(Source passage)

Friday, July 30, 2010
Circumcision to fight HIV misses point in Africa
I am from Sub-Sahara Africa which was heavily influenced by the Church Missionary Society and White Fathers. With such Christian influence, while growing up we knew that AIDS is a divine punishment for man’s sensual indulgences. The solution to HIV prevention was in the 10 commandments and fidelity.
This same solution of fidelity was carried by Ugandan President Yoweri Museveni who emphasised the popular ‘zero-grazing.’ This is an indigenous metaphor where a herbivore tethered on a rope feeds on only the pasture within its reach. That meant that a man would remain faithful to his wife.
Since then HIV prevention campaigns have included the male condom. But even still, there has been a rise in infections. Now, the most recent HIV prevention innovation is circumcision which was found to limit the spread of the virus by more than a half in men.
At the International AIDS Conference in Vienna 2010 it was revealed that 38 million circumcisions will be performed on men and boys in the next 5 years to halt HIV/AIDS spread in East and Southern Africa.
Africa may well be on its way to setting a world record of the highest number of surgical procedures. But will circumcision address the HIV problem?
In Uganda , we previously viewed male circumcision as a religious rite for the Mohammedans. Also, it is a biennial cultural rite marked by drums and dance for the mountain communities of Eastern Uganda , where boys face the knife without anaesthesia to prove their bravery and virility.
A continent with the world’s highest AIDS burden, Africa could be easily be likened to a huge laboratory for medical researchers and their sponsors to prove their guesses. In Africa , we have discussed different ways to deal with HIV prevention. At the height of the epidemic, frantic politicians suggested the radical proposal to quarantine people living with HIV/AIDS in camps.

(End Source passage)

Assignment.
Please answer these questions about the post on circumcision and HIV in Africa:
1. What popular term did Ugandan President Yoweri Museveni emphasize?
2. How many circumcisions will be performed on men and boys in the next 5 years, according to the International AIDS Conference in Vienna 2010?
3. In Uganda, male circumcision was previously seen as a religious rite for which group?

(Given information)

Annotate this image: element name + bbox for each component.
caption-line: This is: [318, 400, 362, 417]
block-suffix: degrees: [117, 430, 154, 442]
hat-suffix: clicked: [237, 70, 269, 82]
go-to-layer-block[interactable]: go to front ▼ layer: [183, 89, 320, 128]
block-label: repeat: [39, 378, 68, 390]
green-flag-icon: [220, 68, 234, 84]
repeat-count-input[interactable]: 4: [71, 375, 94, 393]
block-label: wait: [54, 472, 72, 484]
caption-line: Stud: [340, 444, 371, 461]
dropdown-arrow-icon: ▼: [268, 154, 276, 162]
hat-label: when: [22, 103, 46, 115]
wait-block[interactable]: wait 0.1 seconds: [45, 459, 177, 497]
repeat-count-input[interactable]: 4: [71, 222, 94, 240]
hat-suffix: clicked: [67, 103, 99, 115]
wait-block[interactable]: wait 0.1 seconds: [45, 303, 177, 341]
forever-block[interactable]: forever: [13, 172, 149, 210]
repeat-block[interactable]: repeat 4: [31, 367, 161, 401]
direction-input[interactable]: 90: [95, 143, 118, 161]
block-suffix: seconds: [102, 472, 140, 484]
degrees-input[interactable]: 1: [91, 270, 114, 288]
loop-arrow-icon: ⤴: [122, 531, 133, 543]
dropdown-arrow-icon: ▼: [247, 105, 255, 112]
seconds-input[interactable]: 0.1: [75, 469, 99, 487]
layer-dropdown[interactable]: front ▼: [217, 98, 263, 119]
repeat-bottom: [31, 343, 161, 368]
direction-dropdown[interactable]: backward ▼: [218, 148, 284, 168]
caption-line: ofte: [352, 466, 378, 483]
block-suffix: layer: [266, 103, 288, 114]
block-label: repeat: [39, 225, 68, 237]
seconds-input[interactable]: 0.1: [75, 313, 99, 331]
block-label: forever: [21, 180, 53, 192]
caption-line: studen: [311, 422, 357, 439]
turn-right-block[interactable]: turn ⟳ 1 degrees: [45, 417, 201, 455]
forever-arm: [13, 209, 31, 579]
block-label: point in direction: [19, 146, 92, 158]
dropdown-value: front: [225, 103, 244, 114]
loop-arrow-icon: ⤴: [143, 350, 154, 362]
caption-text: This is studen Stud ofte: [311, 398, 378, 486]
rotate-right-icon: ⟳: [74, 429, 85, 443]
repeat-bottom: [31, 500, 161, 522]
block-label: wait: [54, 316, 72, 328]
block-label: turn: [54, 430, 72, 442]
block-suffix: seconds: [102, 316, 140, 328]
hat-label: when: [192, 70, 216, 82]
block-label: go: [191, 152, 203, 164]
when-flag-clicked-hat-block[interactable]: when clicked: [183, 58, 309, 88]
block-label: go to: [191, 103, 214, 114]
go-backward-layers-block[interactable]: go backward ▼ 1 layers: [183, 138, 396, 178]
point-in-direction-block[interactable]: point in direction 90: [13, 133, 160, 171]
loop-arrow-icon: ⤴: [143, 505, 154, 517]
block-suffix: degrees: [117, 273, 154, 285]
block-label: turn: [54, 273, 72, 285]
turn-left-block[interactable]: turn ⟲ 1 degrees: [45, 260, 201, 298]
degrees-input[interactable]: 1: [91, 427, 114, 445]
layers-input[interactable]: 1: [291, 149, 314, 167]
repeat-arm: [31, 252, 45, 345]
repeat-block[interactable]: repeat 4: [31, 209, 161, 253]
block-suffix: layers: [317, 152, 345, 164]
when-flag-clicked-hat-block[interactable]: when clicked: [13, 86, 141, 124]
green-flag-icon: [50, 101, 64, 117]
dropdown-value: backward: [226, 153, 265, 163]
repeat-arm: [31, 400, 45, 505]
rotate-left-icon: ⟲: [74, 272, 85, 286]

(End Given information)

Response box.
1. 'Zero-grazing'
2. 38 million
3. The Mohammedans